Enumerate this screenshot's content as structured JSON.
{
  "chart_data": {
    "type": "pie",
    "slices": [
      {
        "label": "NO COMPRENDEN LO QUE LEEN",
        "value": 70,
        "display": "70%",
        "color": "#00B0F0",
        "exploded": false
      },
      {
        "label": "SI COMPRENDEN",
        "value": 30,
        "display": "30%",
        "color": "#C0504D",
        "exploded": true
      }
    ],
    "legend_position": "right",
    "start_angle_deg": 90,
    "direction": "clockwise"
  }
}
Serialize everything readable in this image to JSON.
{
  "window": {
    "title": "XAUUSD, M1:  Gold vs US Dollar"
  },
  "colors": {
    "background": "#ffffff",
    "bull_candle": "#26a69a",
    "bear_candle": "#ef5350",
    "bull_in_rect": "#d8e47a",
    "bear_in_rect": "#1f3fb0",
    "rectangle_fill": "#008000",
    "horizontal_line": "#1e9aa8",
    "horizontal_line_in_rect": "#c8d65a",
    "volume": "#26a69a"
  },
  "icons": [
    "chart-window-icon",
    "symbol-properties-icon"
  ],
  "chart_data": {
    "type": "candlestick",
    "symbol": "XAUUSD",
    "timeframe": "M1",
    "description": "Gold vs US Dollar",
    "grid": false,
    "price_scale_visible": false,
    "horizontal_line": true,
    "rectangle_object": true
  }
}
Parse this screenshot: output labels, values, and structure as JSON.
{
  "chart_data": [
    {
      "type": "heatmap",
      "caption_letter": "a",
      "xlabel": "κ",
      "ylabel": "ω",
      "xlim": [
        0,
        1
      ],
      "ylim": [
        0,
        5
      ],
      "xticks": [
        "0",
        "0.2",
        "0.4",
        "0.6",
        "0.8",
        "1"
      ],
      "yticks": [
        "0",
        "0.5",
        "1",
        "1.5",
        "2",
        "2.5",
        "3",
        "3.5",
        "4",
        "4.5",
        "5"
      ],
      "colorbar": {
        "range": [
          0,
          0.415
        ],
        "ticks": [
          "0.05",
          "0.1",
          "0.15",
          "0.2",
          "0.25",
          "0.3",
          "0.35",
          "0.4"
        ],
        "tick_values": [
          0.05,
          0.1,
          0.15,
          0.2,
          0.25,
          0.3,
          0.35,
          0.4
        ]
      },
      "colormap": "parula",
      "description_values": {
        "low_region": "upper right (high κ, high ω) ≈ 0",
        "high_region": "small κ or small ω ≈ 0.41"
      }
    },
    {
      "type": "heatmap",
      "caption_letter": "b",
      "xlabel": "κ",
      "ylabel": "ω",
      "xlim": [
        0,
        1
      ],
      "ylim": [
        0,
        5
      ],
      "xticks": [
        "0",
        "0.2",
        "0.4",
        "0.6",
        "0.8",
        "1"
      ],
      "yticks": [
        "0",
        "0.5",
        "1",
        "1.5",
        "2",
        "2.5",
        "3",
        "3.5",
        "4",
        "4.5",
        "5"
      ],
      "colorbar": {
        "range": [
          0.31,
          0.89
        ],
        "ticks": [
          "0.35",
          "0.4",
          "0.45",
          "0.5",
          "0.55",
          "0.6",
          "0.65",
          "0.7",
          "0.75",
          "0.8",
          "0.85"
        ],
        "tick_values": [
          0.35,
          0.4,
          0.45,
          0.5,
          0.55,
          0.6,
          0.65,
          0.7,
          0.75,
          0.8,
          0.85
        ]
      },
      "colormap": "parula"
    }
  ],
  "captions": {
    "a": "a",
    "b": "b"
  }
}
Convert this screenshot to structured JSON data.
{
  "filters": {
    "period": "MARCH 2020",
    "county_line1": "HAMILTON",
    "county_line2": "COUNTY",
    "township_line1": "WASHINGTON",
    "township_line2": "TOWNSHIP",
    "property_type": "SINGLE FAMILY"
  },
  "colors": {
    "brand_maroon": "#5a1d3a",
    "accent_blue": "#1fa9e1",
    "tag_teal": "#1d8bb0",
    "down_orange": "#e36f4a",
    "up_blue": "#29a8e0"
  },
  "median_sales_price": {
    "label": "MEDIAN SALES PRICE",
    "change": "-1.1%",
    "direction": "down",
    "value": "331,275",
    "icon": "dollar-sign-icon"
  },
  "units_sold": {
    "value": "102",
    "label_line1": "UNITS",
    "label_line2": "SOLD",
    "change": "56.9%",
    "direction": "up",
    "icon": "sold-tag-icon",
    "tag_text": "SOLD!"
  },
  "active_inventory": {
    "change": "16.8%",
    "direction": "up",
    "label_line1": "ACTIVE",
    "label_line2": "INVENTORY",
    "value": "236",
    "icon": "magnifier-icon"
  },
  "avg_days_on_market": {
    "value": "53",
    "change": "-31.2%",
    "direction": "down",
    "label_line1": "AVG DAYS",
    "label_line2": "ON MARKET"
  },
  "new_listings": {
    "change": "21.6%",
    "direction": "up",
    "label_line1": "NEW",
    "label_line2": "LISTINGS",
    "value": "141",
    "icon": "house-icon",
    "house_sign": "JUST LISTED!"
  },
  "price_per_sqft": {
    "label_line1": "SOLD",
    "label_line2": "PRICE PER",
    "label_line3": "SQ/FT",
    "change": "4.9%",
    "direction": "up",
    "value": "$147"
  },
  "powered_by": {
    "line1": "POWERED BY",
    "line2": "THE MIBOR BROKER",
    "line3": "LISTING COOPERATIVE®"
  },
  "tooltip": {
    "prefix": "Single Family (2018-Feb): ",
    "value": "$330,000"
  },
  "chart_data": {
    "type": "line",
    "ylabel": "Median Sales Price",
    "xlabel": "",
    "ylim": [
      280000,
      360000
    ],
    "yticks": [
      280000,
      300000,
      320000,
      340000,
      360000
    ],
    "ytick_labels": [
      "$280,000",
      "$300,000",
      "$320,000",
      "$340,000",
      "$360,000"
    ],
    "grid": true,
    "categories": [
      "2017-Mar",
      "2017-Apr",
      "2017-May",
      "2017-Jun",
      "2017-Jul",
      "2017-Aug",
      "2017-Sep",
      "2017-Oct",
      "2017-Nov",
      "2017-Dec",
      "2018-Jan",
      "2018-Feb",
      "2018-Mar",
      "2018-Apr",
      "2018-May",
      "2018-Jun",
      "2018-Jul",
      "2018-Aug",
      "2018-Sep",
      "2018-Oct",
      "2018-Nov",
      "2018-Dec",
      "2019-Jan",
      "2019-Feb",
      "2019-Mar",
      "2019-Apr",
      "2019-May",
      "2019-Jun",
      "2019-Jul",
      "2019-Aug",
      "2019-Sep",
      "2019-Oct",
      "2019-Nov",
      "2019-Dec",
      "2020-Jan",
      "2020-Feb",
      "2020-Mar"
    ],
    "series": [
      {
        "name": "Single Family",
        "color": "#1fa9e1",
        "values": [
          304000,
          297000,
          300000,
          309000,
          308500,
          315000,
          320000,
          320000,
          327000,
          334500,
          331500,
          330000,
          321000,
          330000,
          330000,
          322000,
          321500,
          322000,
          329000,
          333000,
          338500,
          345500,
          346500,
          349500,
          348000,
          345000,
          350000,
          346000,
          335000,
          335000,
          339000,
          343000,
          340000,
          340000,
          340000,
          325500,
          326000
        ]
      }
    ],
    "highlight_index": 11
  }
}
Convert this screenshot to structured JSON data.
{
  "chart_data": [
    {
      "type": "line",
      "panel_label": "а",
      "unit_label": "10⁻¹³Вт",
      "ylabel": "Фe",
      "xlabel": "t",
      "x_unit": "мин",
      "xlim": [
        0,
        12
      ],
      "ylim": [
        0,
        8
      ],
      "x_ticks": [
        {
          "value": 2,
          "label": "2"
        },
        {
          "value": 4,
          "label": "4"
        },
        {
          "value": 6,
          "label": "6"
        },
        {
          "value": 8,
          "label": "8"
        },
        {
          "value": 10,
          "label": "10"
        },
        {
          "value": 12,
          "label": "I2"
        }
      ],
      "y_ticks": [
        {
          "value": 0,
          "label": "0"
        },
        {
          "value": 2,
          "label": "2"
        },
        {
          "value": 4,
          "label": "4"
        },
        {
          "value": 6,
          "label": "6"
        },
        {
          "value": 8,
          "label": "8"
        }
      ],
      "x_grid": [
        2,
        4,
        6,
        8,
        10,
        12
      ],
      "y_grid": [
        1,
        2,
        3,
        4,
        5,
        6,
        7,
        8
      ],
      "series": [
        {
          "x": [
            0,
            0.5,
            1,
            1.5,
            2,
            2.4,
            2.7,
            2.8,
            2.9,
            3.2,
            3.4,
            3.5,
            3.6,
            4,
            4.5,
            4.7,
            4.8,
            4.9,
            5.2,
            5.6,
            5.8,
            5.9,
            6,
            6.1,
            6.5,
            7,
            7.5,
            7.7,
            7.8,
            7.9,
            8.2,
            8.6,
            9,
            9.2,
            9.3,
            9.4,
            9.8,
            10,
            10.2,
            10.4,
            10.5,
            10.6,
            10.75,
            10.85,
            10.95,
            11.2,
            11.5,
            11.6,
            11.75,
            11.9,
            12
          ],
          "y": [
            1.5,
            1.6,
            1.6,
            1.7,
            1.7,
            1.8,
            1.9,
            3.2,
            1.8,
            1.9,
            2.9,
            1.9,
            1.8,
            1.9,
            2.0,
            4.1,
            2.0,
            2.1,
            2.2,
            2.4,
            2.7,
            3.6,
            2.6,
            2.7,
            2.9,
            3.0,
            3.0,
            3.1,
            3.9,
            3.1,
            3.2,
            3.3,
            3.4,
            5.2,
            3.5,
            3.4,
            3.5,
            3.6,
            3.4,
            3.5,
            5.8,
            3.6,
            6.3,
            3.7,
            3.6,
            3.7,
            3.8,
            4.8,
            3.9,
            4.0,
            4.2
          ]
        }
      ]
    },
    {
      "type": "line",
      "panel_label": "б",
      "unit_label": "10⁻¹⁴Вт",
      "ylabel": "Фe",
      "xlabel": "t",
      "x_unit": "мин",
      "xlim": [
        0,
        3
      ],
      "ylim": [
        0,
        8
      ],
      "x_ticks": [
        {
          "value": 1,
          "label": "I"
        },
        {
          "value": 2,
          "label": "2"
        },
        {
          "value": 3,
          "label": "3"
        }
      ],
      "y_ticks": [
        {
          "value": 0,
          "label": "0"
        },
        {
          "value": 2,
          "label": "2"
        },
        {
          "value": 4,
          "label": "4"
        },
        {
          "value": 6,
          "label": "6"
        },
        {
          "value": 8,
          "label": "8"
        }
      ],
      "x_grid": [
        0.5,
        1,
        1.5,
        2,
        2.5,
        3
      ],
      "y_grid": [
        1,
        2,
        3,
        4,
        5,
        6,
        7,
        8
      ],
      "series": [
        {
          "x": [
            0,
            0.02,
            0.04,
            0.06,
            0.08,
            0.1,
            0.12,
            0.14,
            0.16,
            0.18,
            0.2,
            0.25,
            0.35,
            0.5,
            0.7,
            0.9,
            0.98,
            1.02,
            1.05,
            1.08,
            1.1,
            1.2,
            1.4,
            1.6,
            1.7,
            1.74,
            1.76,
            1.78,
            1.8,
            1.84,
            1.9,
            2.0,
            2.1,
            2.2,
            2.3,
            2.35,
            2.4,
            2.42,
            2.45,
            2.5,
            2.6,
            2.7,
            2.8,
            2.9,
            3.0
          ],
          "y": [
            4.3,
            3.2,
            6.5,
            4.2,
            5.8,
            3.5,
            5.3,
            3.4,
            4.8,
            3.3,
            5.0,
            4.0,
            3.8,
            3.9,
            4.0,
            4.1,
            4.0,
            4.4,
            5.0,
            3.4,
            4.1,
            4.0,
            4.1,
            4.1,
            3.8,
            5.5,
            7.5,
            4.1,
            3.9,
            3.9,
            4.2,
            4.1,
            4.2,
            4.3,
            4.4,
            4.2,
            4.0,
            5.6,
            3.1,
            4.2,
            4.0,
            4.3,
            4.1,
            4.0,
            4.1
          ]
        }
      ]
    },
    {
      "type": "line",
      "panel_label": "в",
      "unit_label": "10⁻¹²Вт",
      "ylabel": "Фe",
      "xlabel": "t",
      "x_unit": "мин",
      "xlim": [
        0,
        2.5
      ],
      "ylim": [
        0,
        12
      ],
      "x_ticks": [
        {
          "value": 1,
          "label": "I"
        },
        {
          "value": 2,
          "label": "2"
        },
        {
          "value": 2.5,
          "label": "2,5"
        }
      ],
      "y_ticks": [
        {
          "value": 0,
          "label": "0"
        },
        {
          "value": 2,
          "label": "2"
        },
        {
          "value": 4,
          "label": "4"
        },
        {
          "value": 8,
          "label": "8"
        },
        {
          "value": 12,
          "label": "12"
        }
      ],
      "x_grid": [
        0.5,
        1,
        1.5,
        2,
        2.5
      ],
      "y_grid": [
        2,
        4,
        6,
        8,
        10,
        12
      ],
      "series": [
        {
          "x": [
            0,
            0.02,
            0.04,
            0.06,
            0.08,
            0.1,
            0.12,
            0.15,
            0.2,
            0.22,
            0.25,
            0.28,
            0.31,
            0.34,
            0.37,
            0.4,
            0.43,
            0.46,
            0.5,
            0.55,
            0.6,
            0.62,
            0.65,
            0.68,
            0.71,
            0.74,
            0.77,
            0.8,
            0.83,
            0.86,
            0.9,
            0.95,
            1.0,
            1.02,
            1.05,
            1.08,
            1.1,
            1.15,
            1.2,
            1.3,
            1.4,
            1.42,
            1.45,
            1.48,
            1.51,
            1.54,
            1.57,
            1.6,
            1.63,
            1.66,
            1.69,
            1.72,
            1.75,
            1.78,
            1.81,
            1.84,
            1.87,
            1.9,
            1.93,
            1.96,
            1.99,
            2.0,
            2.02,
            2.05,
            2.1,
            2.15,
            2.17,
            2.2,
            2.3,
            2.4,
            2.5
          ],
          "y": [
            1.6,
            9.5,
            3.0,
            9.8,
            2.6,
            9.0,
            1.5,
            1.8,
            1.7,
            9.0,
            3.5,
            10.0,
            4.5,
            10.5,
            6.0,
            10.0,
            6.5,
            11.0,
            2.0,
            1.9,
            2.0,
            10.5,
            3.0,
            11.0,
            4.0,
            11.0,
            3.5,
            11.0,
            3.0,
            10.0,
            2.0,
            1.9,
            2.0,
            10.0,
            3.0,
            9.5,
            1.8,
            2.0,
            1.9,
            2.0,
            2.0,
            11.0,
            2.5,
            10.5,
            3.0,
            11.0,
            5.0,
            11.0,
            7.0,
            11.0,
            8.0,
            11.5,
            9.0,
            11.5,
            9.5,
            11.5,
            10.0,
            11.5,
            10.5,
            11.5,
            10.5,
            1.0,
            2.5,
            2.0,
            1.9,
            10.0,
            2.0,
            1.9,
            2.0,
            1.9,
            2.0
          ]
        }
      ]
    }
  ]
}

+--

What to do ▸
Using the data above, say how many lines include "this". No other reply is needed.

Written response ▸
5